> _Excerpted passage_:
::::::::::

Ah, so this episode answers my previous question about whether or not there would be a time jump, since it appeared that Jeongjo had not been born yet even though he was actually eight by the time that the real Sado was executed. It would appear that Jeongjo has already been born, but that the drama has just chosen not to show him up until this point. It’s somewhat fitting that our first introduction to Jeongjo is a direct parallel to the flashbacks of little Sun kneeling before the king’s quarters and begging for his leniency. And it’s also interesting to note just how differently Yeongjo responds to Jeongjo’s begging versus his Sun’s—he orders Hyegyeong to put Jeongjo out of his misery, while with Sun, he blatantly ignored his son’s distress.
While I’m disturbed by the fact that Hyegyeong once again takes out her frustrations by attemping to inflict bodily harm on Sun’s servants, I am glad that Hyegyeong is now using her knack for political scheming to save Sun. And I’m even more glad to see that she’s joining forces with Ji Dam to do so. Considering that Hyegyeong initially suspected that Ji Dam was Sun’s secret lover outside the palace—and considering that Ji Dam is in fact Bingae, the real Sado’s beloved concubine—I thoroughly expected Hyegyeong and Ji Dam to become antagonistic rivals. Yet, not only is there an alliance forming between the two women to save Sun, Hyegyeong has declared that she’ll be personally responsible for Ji Dam’s safety. Is it too soon to start hoping for a sismance between the two?

::::::::::

> _Excerpted data_:
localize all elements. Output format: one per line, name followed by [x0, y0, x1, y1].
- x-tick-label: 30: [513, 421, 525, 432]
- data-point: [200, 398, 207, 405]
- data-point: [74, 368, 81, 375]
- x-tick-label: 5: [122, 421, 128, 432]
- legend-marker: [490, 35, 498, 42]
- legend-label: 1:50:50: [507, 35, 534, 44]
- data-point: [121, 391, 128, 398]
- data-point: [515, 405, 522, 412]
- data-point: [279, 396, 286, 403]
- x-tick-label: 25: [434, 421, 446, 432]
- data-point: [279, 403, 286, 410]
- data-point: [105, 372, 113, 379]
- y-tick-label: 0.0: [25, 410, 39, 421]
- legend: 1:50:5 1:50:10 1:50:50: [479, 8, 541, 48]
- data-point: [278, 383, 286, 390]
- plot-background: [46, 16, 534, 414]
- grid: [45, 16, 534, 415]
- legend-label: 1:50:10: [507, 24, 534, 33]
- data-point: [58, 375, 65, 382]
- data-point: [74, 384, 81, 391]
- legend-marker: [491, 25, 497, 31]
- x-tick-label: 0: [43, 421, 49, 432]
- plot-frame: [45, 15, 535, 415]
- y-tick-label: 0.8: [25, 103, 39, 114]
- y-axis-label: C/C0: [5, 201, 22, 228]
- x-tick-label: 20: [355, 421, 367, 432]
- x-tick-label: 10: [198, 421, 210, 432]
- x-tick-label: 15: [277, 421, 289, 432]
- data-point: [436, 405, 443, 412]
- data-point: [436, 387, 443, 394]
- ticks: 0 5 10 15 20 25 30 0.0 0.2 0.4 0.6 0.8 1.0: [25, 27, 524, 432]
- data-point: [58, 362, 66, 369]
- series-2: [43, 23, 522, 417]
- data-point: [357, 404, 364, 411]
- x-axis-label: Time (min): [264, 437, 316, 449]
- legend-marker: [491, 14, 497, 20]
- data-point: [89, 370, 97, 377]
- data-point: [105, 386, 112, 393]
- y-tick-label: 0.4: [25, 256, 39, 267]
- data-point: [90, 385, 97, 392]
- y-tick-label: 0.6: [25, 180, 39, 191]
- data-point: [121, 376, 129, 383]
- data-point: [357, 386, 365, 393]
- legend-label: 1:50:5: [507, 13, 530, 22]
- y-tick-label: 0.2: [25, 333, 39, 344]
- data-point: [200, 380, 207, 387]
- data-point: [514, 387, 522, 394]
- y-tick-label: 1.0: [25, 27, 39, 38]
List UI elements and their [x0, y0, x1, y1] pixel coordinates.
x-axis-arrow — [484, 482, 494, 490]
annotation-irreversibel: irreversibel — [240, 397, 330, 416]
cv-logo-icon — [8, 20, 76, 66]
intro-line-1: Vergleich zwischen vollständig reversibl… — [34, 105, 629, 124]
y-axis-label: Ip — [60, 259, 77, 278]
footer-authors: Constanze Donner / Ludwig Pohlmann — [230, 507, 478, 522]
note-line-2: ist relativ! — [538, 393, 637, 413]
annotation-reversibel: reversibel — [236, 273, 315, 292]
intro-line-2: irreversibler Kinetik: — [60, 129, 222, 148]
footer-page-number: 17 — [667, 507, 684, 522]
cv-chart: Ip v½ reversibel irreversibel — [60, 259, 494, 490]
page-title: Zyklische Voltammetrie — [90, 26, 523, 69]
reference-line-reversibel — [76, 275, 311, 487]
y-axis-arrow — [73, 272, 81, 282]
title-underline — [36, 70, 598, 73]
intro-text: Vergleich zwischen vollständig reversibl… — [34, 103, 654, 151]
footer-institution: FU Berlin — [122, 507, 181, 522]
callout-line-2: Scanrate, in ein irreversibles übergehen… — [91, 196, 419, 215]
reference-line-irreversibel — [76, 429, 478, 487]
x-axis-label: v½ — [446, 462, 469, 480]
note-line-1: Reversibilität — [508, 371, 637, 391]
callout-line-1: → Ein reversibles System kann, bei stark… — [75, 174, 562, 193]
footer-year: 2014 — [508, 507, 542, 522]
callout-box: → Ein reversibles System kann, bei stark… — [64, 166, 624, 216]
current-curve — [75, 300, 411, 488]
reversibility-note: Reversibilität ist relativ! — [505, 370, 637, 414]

::::::::::

> _Exercise brief_: According to the drama recap, who is Ji Dam in fact? Please rely on the drama recap alone, not the listing.

> _Your response_: Ji Dam is Bingae, the real Sado's beloved concubine.